REQUEST. Print the listing that follows, character for character.

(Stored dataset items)
************

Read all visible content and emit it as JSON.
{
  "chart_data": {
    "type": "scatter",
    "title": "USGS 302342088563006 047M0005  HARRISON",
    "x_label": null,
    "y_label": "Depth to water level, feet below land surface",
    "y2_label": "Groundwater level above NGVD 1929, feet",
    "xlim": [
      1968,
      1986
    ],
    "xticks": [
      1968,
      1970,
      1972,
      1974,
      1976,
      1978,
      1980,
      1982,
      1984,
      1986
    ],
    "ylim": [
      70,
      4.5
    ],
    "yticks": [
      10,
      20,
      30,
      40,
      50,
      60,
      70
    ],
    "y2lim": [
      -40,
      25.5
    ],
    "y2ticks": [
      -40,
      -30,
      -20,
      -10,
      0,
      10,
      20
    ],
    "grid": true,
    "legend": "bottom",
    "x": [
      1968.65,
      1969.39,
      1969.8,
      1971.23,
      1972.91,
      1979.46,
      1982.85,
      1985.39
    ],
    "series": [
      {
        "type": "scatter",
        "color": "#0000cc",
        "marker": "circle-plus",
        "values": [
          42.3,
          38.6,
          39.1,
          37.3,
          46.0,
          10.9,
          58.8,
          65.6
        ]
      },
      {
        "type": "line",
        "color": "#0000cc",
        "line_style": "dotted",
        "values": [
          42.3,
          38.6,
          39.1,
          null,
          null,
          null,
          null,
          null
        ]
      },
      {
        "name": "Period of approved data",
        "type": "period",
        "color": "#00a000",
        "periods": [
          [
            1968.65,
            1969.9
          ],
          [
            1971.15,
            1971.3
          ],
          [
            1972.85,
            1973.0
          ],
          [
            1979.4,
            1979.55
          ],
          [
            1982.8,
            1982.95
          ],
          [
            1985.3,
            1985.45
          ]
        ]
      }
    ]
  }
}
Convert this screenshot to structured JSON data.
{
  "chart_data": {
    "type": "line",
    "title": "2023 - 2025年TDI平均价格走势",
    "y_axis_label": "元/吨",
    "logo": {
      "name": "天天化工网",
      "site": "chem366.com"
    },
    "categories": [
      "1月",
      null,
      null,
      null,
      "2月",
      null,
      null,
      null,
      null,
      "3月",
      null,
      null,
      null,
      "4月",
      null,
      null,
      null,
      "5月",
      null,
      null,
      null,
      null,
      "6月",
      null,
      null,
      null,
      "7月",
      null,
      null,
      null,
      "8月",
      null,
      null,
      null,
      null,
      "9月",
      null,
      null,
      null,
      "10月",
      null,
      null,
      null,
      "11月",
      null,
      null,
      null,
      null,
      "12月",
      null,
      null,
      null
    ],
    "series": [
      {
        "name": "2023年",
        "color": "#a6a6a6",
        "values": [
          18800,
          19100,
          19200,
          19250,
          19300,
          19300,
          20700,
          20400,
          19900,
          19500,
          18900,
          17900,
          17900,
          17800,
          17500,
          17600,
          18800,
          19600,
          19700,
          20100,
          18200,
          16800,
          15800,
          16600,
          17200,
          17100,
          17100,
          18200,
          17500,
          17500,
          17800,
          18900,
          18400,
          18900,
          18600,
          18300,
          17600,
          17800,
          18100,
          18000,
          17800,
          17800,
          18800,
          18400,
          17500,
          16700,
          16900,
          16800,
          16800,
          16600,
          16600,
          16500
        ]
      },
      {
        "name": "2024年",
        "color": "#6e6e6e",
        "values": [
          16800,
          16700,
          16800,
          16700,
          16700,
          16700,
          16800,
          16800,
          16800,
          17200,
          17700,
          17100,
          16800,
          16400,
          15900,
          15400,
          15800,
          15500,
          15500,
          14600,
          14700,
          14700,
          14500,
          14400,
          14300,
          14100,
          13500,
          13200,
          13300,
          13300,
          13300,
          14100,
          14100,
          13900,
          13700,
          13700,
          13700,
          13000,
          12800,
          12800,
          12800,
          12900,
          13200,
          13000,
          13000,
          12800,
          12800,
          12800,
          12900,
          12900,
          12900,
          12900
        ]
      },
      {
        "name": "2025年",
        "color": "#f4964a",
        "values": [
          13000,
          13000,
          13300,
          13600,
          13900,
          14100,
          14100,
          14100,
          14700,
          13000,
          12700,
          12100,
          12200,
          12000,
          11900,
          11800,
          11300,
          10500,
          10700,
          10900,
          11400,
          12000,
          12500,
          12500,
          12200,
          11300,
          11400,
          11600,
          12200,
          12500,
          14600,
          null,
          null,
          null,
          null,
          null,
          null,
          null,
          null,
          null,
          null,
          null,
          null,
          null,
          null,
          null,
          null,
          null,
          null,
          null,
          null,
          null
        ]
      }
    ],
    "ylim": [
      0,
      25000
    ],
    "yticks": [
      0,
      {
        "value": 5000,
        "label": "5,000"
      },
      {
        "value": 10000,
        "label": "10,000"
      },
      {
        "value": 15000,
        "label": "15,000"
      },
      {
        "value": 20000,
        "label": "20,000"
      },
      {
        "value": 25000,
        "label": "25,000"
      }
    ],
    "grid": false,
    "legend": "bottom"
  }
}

************

EXERCISE RESULT.
Read all visible content and emit it as JSON.
{
  "chart_data": {
    "type": "scatter",
    "title": "USGS 302342088563006 047M0005  HARRISON",
    "x_label": null,
    "y_label": "Depth to water level, feet below land surface",
    "y2_label": "Groundwater level above NGVD 1929, feet",
    "xlim": [
      1968,
      1986
    ],
    "xticks": [
      1968,
      1970,
      1972,
      1974,
      1976,
      1978,
      1980,
      1982,
      1984,
      1986
    ],
    "ylim": [
      70,
      4.5
    ],
    "yticks": [
      10,
      20,
      30,
      40,
      50,
      60,
      70
    ],
    "y2lim": [
      -40,
      25.5
    ],
    "y2ticks": [
      -40,
      -30,
      -20,
      -10,
      0,
      10,
      20
    ],
    "grid": true,
    "legend": "bottom",
    "x": [
      1968.65,
      1969.39,
      1969.8,
      1971.23,
      1972.91,
      1979.46,
      1982.85,
      1985.39
    ],
    "series": [
      {
        "type": "scatter",
        "color": "#0000cc",
        "marker": "circle-plus",
        "values": [
          42.3,
          38.6,
          39.1,
          37.3,
          46.0,
          10.9,
          58.8,
          65.6
        ]
      },
      {
        "type": "line",
        "color": "#0000cc",
        "line_style": "dotted",
        "values": [
          42.3,
          38.6,
          39.1,
          null,
          null,
          null,
          null,
          null
        ]
      },
      {
        "name": "Period of approved data",
        "type": "period",
        "color": "#00a000",
        "periods": [
          [
            1968.65,
            1969.9
          ],
          [
            1971.15,
            1971.3
          ],
          [
            1972.85,
            1973.0
          ],
          [
            1979.4,
            1979.55
          ],
          [
            1982.8,
            1982.95
          ],
          [
            1985.3,
            1985.45
          ]
        ]
      }
    ]
  }
}
Convert this screenshot to structured JSON data.
{
  "chart_data": {
    "type": "line",
    "title": "2023 - 2025年TDI平均价格走势",
    "y_axis_label": "元/吨",
    "logo": {
      "name": "天天化工网",
      "site": "chem366.com"
    },
    "categories": [
      "1月",
      null,
      null,
      null,
      "2月",
      null,
      null,
      null,
      null,
      "3月",
      null,
      null,
      null,
      "4月",
      null,
      null,
      null,
      "5月",
      null,
      null,
      null,
      null,
      "6月",
      null,
      null,
      null,
      "7月",
      null,
      null,
      null,
      "8月",
      null,
      null,
      null,
      null,
      "9月",
      null,
      null,
      null,
      "10月",
      null,
      null,
      null,
      "11月",
      null,
      null,
      null,
      null,
      "12月",
      null,
      null,
      null
    ],
    "series": [
      {
        "name": "2023年",
        "color": "#a6a6a6",
        "values": [
          18800,
          19100,
          19200,
          19250,
          19300,
          19300,
          20700,
          20400,
          19900,
          19500,
          18900,
          17900,
          17900,
          17800,
          17500,
          17600,
          18800,
          19600,
          19700,
          20100,
          18200,
          16800,
          15800,
          16600,
          17200,
          17100,
          17100,
          18200,
          17500,
          17500,
          17800,
          18900,
          18400,
          18900,
          18600,
          18300,
          17600,
          17800,
          18100,
          18000,
          17800,
          17800,
          18800,
          18400,
          17500,
          16700,
          16900,
          16800,
          16800,
          16600,
          16600,
          16500
        ]
      },
      {
        "name": "2024年",
        "color": "#6e6e6e",
        "values": [
          16800,
          16700,
          16800,
          16700,
          16700,
          16700,
          16800,
          16800,
          16800,
          17200,
          17700,
          17100,
          16800,
          16400,
          15900,
          15400,
          15800,
          15500,
          15500,
          14600,
          14700,
          14700,
          14500,
          14400,
          14300,
          14100,
          13500,
          13200,
          13300,
          13300,
          13300,
          14100,
          14100,
          13900,
          13700,
          13700,
          13700,
          13000,
          12800,
          12800,
          12800,
          12900,
          13200,
          13000,
          13000,
          12800,
          12800,
          12800,
          12900,
          12900,
          12900,
          12900
        ]
      },
      {
        "name": "2025年",
        "color": "#f4964a",
        "values": [
          13000,
          13000,
          13300,
          13600,
          13900,
          14100,
          14100,
          14100,
          14700,
          13000,
          12700,
          12100,
          12200,
          12000,
          11900,
          11800,
          11300,
          10500,
          10700,
          10900,
          11400,
          12000,
          12500,
          12500,
          12200,
          11300,
          11400,
          11600,
          12200,
          12500,
          14600,
          null,
          null,
          null,
          null,
          null,
          null,
          null,
          null,
          null,
          null,
          null,
          null,
          null,
          null,
          null,
          null,
          null,
          null,
          null,
          null,
          null
        ]
      }
    ],
    "ylim": [
      0,
      25000
    ],
    "yticks": [
      0,
      {
        "value": 5000,
        "label": "5,000"
      },
      {
        "value": 10000,
        "label": "10,000"
      },
      {
        "value": 15000,
        "label": "15,000"
      },
      {
        "value": 20000,
        "label": "20,000"
      },
      {
        "value": 25000,
        "label": "25,000"
      }
    ],
    "grid": false,
    "legend": "bottom"
  }
}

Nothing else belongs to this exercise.